Task input:
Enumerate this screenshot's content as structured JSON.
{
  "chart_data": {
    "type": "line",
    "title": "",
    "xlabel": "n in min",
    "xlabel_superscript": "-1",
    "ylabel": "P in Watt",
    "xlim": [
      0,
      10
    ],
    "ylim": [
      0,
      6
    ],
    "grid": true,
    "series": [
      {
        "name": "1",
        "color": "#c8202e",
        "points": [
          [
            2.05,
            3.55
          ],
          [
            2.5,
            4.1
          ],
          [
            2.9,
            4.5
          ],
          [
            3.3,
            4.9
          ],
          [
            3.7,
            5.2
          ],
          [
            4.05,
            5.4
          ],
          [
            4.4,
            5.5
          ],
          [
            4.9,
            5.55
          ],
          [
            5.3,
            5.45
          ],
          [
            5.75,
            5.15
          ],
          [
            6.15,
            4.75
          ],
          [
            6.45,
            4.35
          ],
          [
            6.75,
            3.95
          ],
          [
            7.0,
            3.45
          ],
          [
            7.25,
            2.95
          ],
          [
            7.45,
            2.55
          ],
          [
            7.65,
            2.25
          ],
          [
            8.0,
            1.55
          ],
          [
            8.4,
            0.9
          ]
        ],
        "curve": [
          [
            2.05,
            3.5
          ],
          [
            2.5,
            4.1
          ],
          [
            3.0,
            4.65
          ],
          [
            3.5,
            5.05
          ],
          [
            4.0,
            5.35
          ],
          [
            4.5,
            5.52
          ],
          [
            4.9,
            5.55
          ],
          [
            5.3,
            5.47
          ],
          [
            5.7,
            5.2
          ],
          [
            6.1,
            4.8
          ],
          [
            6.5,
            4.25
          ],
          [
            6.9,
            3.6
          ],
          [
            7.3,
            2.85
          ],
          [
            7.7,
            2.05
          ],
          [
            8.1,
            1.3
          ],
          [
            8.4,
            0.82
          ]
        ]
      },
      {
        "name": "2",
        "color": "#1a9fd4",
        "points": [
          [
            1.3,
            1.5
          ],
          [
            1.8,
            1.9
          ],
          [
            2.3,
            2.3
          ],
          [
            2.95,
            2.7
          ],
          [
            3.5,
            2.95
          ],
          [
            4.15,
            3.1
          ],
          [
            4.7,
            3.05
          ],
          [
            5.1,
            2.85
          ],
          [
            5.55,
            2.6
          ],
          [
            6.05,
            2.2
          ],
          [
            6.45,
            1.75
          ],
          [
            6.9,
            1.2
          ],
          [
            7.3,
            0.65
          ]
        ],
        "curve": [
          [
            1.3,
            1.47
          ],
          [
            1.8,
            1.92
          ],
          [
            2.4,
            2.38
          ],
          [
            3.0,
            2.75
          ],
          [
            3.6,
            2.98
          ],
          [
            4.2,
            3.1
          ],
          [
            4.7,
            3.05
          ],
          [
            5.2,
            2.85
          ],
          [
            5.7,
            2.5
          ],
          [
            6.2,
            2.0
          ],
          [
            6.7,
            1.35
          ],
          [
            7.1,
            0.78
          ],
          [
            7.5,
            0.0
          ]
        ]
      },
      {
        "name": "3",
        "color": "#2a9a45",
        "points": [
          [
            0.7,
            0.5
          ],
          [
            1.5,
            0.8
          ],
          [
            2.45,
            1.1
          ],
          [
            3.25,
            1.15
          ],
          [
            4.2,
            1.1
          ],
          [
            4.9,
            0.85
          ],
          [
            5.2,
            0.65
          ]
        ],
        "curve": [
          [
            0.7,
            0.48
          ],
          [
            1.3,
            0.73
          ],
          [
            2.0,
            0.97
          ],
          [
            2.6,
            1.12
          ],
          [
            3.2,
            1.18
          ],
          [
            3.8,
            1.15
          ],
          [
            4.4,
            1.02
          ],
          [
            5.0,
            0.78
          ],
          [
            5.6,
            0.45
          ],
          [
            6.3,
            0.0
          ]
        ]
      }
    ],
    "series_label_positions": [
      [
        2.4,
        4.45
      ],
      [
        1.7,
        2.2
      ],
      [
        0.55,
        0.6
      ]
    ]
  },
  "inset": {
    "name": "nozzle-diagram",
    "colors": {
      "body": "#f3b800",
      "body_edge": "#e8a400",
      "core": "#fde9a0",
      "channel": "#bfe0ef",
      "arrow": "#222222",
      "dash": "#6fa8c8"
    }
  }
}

Goal of the exercise: Transcribe the entire listing above precisely.

Full solution:
Enumerate this screenshot's content as structured JSON.
{
  "chart_data": {
    "type": "line",
    "title": "",
    "xlabel": "n in min",
    "xlabel_superscript": "-1",
    "ylabel": "P in Watt",
    "xlim": [
      0,
      10
    ],
    "ylim": [
      0,
      6
    ],
    "grid": true,
    "series": [
      {
        "name": "1",
        "color": "#c8202e",
        "points": [
          [
            2.05,
            3.55
          ],
          [
            2.5,
            4.1
          ],
          [
            2.9,
            4.5
          ],
          [
            3.3,
            4.9
          ],
          [
            3.7,
            5.2
          ],
          [
            4.05,
            5.4
          ],
          [
            4.4,
            5.5
          ],
          [
            4.9,
            5.55
          ],
          [
            5.3,
            5.45
          ],
          [
            5.75,
            5.15
          ],
          [
            6.15,
            4.75
          ],
          [
            6.45,
            4.35
          ],
          [
            6.75,
            3.95
          ],
          [
            7.0,
            3.45
          ],
          [
            7.25,
            2.95
          ],
          [
            7.45,
            2.55
          ],
          [
            7.65,
            2.25
          ],
          [
            8.0,
            1.55
          ],
          [
            8.4,
            0.9
          ]
        ],
        "curve": [
          [
            2.05,
            3.5
          ],
          [
            2.5,
            4.1
          ],
          [
            3.0,
            4.65
          ],
          [
            3.5,
            5.05
          ],
          [
            4.0,
            5.35
          ],
          [
            4.5,
            5.52
          ],
          [
            4.9,
            5.55
          ],
          [
            5.3,
            5.47
          ],
          [
            5.7,
            5.2
          ],
          [
            6.1,
            4.8
          ],
          [
            6.5,
            4.25
          ],
          [
            6.9,
            3.6
          ],
          [
            7.3,
            2.85
          ],
          [
            7.7,
            2.05
          ],
          [
            8.1,
            1.3
          ],
          [
            8.4,
            0.82
          ]
        ]
      },
      {
        "name": "2",
        "color": "#1a9fd4",
        "points": [
          [
            1.3,
            1.5
          ],
          [
            1.8,
            1.9
          ],
          [
            2.3,
            2.3
          ],
          [
            2.95,
            2.7
          ],
          [
            3.5,
            2.95
          ],
          [
            4.15,
            3.1
          ],
          [
            4.7,
            3.05
          ],
          [
            5.1,
            2.85
          ],
          [
            5.55,
            2.6
          ],
          [
            6.05,
            2.2
          ],
          [
            6.45,
            1.75
          ],
          [
            6.9,
            1.2
          ],
          [
            7.3,
            0.65
          ]
        ],
        "curve": [
          [
            1.3,
            1.47
          ],
          [
            1.8,
            1.92
          ],
          [
            2.4,
            2.38
          ],
          [
            3.0,
            2.75
          ],
          [
            3.6,
            2.98
          ],
          [
            4.2,
            3.1
          ],
          [
            4.7,
            3.05
          ],
          [
            5.2,
            2.85
          ],
          [
            5.7,
            2.5
          ],
          [
            6.2,
            2.0
          ],
          [
            6.7,
            1.35
          ],
          [
            7.1,
            0.78
          ],
          [
            7.5,
            0.0
          ]
        ]
      },
      {
        "name": "3",
        "color": "#2a9a45",
        "points": [
          [
            0.7,
            0.5
          ],
          [
            1.5,
            0.8
          ],
          [
            2.45,
            1.1
          ],
          [
            3.25,
            1.15
          ],
          [
            4.2,
            1.1
          ],
          [
            4.9,
            0.85
          ],
          [
            5.2,
            0.65
          ]
        ],
        "curve": [
          [
            0.7,
            0.48
          ],
          [
            1.3,
            0.73
          ],
          [
            2.0,
            0.97
          ],
          [
            2.6,
            1.12
          ],
          [
            3.2,
            1.18
          ],
          [
            3.8,
            1.15
          ],
          [
            4.4,
            1.02
          ],
          [
            5.0,
            0.78
          ],
          [
            5.6,
            0.45
          ],
          [
            6.3,
            0.0
          ]
        ]
      }
    ],
    "series_label_positions": [
      [
        2.4,
        4.45
      ],
      [
        1.7,
        2.2
      ],
      [
        0.55,
        0.6
      ]
    ]
  },
  "inset": {
    "name": "nozzle-diagram",
    "colors": {
      "body": "#f3b800",
      "body_edge": "#e8a400",
      "core": "#fde9a0",
      "channel": "#bfe0ef",
      "arrow": "#222222",
      "dash": "#6fa8c8"
    }
  }
}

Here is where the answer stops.